(Written problem):
Your task is to copy every record exactly.

(Records to use):
····················
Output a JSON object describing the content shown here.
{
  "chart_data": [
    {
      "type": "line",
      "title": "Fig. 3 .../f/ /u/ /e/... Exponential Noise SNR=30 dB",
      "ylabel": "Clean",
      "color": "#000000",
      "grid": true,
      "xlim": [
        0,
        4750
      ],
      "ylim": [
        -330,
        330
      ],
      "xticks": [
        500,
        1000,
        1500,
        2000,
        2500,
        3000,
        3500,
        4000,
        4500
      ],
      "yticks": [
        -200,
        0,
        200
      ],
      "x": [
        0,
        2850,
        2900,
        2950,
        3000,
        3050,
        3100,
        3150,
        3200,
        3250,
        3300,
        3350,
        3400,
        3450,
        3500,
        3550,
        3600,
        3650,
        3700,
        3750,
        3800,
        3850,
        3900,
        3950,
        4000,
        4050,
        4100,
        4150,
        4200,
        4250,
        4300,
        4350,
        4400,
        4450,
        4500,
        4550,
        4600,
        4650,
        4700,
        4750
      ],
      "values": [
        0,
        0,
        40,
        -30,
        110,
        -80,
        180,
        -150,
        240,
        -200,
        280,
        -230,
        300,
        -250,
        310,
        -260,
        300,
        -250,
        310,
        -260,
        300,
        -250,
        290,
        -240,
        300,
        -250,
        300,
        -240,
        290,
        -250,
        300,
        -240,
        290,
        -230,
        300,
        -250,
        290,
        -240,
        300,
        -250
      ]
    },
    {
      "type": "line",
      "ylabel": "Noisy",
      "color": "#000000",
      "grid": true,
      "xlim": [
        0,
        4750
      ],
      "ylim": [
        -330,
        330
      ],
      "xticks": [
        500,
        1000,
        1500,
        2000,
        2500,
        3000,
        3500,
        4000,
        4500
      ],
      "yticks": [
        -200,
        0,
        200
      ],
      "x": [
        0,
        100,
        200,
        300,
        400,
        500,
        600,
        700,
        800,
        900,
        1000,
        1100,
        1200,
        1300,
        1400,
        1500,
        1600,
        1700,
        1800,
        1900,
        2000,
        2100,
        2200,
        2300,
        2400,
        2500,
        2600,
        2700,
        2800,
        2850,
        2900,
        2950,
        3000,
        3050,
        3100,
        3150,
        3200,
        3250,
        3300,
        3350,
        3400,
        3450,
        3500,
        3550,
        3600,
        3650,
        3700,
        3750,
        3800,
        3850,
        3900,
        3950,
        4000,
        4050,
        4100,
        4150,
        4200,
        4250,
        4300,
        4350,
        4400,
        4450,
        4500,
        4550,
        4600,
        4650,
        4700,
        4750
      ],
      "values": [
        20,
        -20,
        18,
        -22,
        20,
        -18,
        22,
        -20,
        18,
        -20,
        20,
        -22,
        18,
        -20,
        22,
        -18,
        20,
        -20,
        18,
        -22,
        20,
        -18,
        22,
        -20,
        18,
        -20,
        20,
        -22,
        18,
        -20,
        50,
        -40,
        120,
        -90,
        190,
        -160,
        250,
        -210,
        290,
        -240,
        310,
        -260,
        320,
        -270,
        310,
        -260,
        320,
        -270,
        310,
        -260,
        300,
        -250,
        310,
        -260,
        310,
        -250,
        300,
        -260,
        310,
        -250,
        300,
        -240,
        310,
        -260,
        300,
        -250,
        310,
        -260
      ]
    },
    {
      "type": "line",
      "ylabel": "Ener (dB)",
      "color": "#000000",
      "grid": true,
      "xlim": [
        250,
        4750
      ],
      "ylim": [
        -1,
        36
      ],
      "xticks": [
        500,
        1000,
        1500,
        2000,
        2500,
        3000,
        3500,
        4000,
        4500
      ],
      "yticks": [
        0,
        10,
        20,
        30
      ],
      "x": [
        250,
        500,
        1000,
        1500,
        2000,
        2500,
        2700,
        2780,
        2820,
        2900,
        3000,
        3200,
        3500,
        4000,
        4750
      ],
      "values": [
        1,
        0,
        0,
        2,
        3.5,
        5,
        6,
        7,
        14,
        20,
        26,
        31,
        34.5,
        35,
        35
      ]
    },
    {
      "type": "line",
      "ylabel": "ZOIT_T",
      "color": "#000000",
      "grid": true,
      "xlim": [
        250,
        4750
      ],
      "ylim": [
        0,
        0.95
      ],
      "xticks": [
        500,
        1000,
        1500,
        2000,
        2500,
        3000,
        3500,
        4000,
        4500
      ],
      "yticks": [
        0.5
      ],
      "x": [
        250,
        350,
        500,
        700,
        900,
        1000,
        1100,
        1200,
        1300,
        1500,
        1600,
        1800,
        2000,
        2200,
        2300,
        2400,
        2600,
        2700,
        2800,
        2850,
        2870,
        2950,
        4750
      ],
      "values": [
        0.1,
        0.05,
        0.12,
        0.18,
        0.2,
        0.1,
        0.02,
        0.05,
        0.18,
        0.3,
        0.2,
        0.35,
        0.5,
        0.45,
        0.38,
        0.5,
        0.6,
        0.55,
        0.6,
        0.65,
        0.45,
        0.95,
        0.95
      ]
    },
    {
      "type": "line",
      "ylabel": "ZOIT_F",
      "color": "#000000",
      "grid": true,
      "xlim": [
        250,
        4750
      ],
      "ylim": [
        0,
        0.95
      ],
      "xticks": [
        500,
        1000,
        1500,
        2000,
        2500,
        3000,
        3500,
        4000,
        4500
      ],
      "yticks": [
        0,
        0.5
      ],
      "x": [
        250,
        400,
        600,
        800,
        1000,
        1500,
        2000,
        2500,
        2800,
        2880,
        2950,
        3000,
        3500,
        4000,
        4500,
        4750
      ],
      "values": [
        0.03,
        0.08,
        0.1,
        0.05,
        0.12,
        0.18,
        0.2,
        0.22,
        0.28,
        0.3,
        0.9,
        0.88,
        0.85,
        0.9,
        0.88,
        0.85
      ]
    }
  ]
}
····················
(Response to the task):
Output a JSON object describing the content shown here.
{
  "chart_data": [
    {
      "type": "line",
      "title": "Fig. 3 .../f/ /u/ /e/... Exponential Noise SNR=30 dB",
      "ylabel": "Clean",
      "color": "#000000",
      "grid": true,
      "xlim": [
        0,
        4750
      ],
      "ylim": [
        -330,
        330
      ],
      "xticks": [
        500,
        1000,
        1500,
        2000,
        2500,
        3000,
        3500,
        4000,
        4500
      ],
      "yticks": [
        -200,
        0,
        200
      ],
      "x": [
        0,
        2850,
        2900,
        2950,
        3000,
        3050,
        3100,
        3150,
        3200,
        3250,
        3300,
        3350,
        3400,
        3450,
        3500,
        3550,
        3600,
        3650,
        3700,
        3750,
        3800,
        3850,
        3900,
        3950,
        4000,
        4050,
        4100,
        4150,
        4200,
        4250,
        4300,
        4350,
        4400,
        4450,
        4500,
        4550,
        4600,
        4650,
        4700,
        4750
      ],
      "values": [
        0,
        0,
        40,
        -30,
        110,
        -80,
        180,
        -150,
        240,
        -200,
        280,
        -230,
        300,
        -250,
        310,
        -260,
        300,
        -250,
        310,
        -260,
        300,
        -250,
        290,
        -240,
        300,
        -250,
        300,
        -240,
        290,
        -250,
        300,
        -240,
        290,
        -230,
        300,
        -250,
        290,
        -240,
        300,
        -250
      ]
    },
    {
      "type": "line",
      "ylabel": "Noisy",
      "color": "#000000",
      "grid": true,
      "xlim": [
        0,
        4750
      ],
      "ylim": [
        -330,
        330
      ],
      "xticks": [
        500,
        1000,
        1500,
        2000,
        2500,
        3000,
        3500,
        4000,
        4500
      ],
      "yticks": [
        -200,
        0,
        200
      ],
      "x": [
        0,
        100,
        200,
        300,
        400,
        500,
        600,
        700,
        800,
        900,
        1000,
        1100,
        1200,
        1300,
        1400,
        1500,
        1600,
        1700,
        1800,
        1900,
        2000,
        2100,
        2200,
        2300,
        2400,
        2500,
        2600,
        2700,
        2800,
        2850,
        2900,
        2950,
        3000,
        3050,
        3100,
        3150,
        3200,
        3250,
        3300,
        3350,
        3400,
        3450,
        3500,
        3550,
        3600,
        3650,
        3700,
        3750,
        3800,
        3850,
        3900,
        3950,
        4000,
        4050,
        4100,
        4150,
        4200,
        4250,
        4300,
        4350,
        4400,
        4450,
        4500,
        4550,
        4600,
        4650,
        4700,
        4750
      ],
      "values": [
        20,
        -20,
        18,
        -22,
        20,
        -18,
        22,
        -20,
        18,
        -20,
        20,
        -22,
        18,
        -20,
        22,
        -18,
        20,
        -20,
        18,
        -22,
        20,
        -18,
        22,
        -20,
        18,
        -20,
        20,
        -22,
        18,
        -20,
        50,
        -40,
        120,
        -90,
        190,
        -160,
        250,
        -210,
        290,
        -240,
        310,
        -260,
        320,
        -270,
        310,
        -260,
        320,
        -270,
        310,
        -260,
        300,
        -250,
        310,
        -260,
        310,
        -250,
        300,
        -260,
        310,
        -250,
        300,
        -240,
        310,
        -260,
        300,
        -250,
        310,
        -260
      ]
    },
    {
      "type": "line",
      "ylabel": "Ener (dB)",
      "color": "#000000",
      "grid": true,
      "xlim": [
        250,
        4750
      ],
      "ylim": [
        -1,
        36
      ],
      "xticks": [
        500,
        1000,
        1500,
        2000,
        2500,
        3000,
        3500,
        4000,
        4500
      ],
      "yticks": [
        0,
        10,
        20,
        30
      ],
      "x": [
        250,
        500,
        1000,
        1500,
        2000,
        2500,
        2700,
        2780,
        2820,
        2900,
        3000,
        3200,
        3500,
        4000,
        4750
      ],
      "values": [
        1,
        0,
        0,
        2,
        3.5,
        5,
        6,
        7,
        14,
        20,
        26,
        31,
        34.5,
        35,
        35
      ]
    },
    {
      "type": "line",
      "ylabel": "ZOIT_T",
      "color": "#000000",
      "grid": true,
      "xlim": [
        250,
        4750
      ],
      "ylim": [
        0,
        0.95
      ],
      "xticks": [
        500,
        1000,
        1500,
        2000,
        2500,
        3000,
        3500,
        4000,
        4500
      ],
      "yticks": [
        0.5
      ],
      "x": [
        250,
        350,
        500,
        700,
        900,
        1000,
        1100,
        1200,
        1300,
        1500,
        1600,
        1800,
        2000,
        2200,
        2300,
        2400,
        2600,
        2700,
        2800,
        2850,
        2870,
        2950,
        4750
      ],
      "values": [
        0.1,
        0.05,
        0.12,
        0.18,
        0.2,
        0.1,
        0.02,
        0.05,
        0.18,
        0.3,
        0.2,
        0.35,
        0.5,
        0.45,
        0.38,
        0.5,
        0.6,
        0.55,
        0.6,
        0.65,
        0.45,
        0.95,
        0.95
      ]
    },
    {
      "type": "line",
      "ylabel": "ZOIT_F",
      "color": "#000000",
      "grid": true,
      "xlim": [
        250,
        4750
      ],
      "ylim": [
        0,
        0.95
      ],
      "xticks": [
        500,
        1000,
        1500,
        2000,
        2500,
        3000,
        3500,
        4000,
        4500
      ],
      "yticks": [
        0,
        0.5
      ],
      "x": [
        250,
        400,
        600,
        800,
        1000,
        1500,
        2000,
        2500,
        2800,
        2880,
        2950,
        3000,
        3500,
        4000,
        4500,
        4750
      ],
      "values": [
        0.03,
        0.08,
        0.1,
        0.05,
        0.12,
        0.18,
        0.2,
        0.22,
        0.28,
        0.3,
        0.9,
        0.88,
        0.85,
        0.9,
        0.88,
        0.85
      ]
    }
  ]
}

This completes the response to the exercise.